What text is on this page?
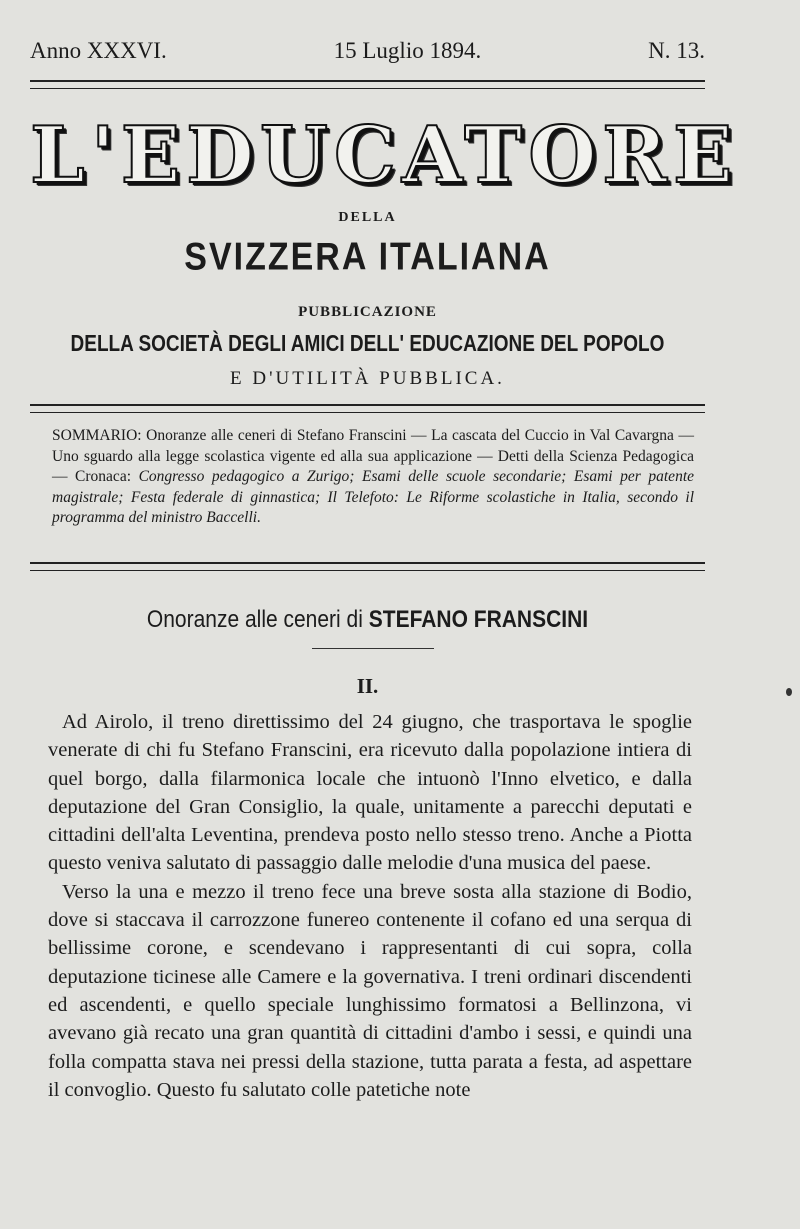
Anno XXXVI.	15 Luglio 1894.	N. 13.
L'EDUCATORE
DELLA
SVIZZERA ITALIANA
PUBBLICAZIONE
DELLA SOCIETÀ DEGLI AMICI DELL' EDUCAZIONE DEL POPOLO
E D'UTILITÀ PUBBLICA.
SOMMARIO: Onoranze alle ceneri di Stefano Franscini — La cascata del Cuccio in Val Cavargna — Uno sguardo alla legge scolastica vigente ed alla sua applicazione — Detti della Scienza Pedagogica — Cronaca: Congresso pedagogico a Zurigo; Esami delle scuole secondarie; Esami per patente magistrale; Festa federale di ginnastica; Il Telefoto: Le Riforme scolastiche in Italia, secondo il programma del ministro Baccelli.
Onoranze alle ceneri di STEFANO FRANSCINI
II.

Ad Airolo, il treno direttissimo del 24 giugno, che trasportava le spoglie venerate di chi fu Stefano Franscini, era ricevuto dalla popolazione intiera di quel borgo, dalla filarmonica locale che intuonò l'Inno elvetico, e dalla deputazione del Gran Consiglio, la quale, unitamente a parecchi deputati e cittadini dell'alta Leventina, prendeva posto nello stesso treno. Anche a Piotta questo veniva salutato di passaggio dalle melodie d'una musica del paese.

Verso la una e mezzo il treno fece una breve sosta alla stazione di Bodio, dove si staccava il carrozzone funereo contenente il cofano ed una serqua di bellissime corone, e scendevano i rappresentanti di cui sopra, colla deputazione ticinese alle Camere e la governativa. I treni ordinari discendenti ed ascendenti, e quello speciale lunghissimo formatosi a Bellinzona, vi avevano già recato una gran quantità di cittadini d'ambo i sessi, e quindi una folla compatta stava nei pressi della stazione, tutta parata a festa, ad aspettare il convoglio. Questo fu salutato colle patetiche note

### [SET TASK]
Take the records above and transcribe them exactly, dropping every picture.

### [REPLY]
What text is on this page?
Anno XXXVI.	15 Luglio 1894.	N. 13.
L'EDUCATORE
DELLA
SVIZZERA ITALIANA
PUBBLICAZIONE
DELLA SOCIETÀ DEGLI AMICI DELL' EDUCAZIONE DEL POPOLO
E D'UTILITÀ PUBBLICA.
SOMMARIO: Onoranze alle ceneri di Stefano Franscini — La cascata del Cuccio in Val Cavargna — Uno sguardo alla legge scolastica vigente ed alla sua applicazione — Detti della Scienza Pedagogica — Cronaca: Congresso pedagogico a Zurigo; Esami delle scuole secondarie; Esami per patente magistrale; Festa federale di ginnastica; Il Telefoto: Le Riforme scolastiche in Italia, secondo il programma del ministro Baccelli.
Onoranze alle ceneri di STEFANO FRANSCINI
II.

Ad Airolo, il treno direttissimo del 24 giugno, che trasportava le spoglie venerate di chi fu Stefano Franscini, era ricevuto dalla popolazione intiera di quel borgo, dalla filarmonica locale che intuonò l'Inno elvetico, e dalla deputazione del Gran Consiglio, la quale, unitamente a parecchi deputati e cittadini dell'alta Leventina, prendeva posto nello stesso treno. Anche a Piotta questo veniva salutato di passaggio dalle melodie d'una musica del paese.

Verso la una e mezzo il treno fece una breve sosta alla stazione di Bodio, dove si staccava il carrozzone funereo contenente il cofano ed una serqua di bellissime corone, e scendevano i rappresentanti di cui sopra, colla deputazione ticinese alle Camere e la governativa. I treni ordinari discendenti ed ascendenti, e quello speciale lunghissimo formatosi a Bellinzona, vi avevano già recato una gran quantità di cittadini d'ambo i sessi, e quindi una folla compatta stava nei pressi della stazione, tutta parata a festa, ad aspettare il convoglio. Questo fu salutato colle patetiche note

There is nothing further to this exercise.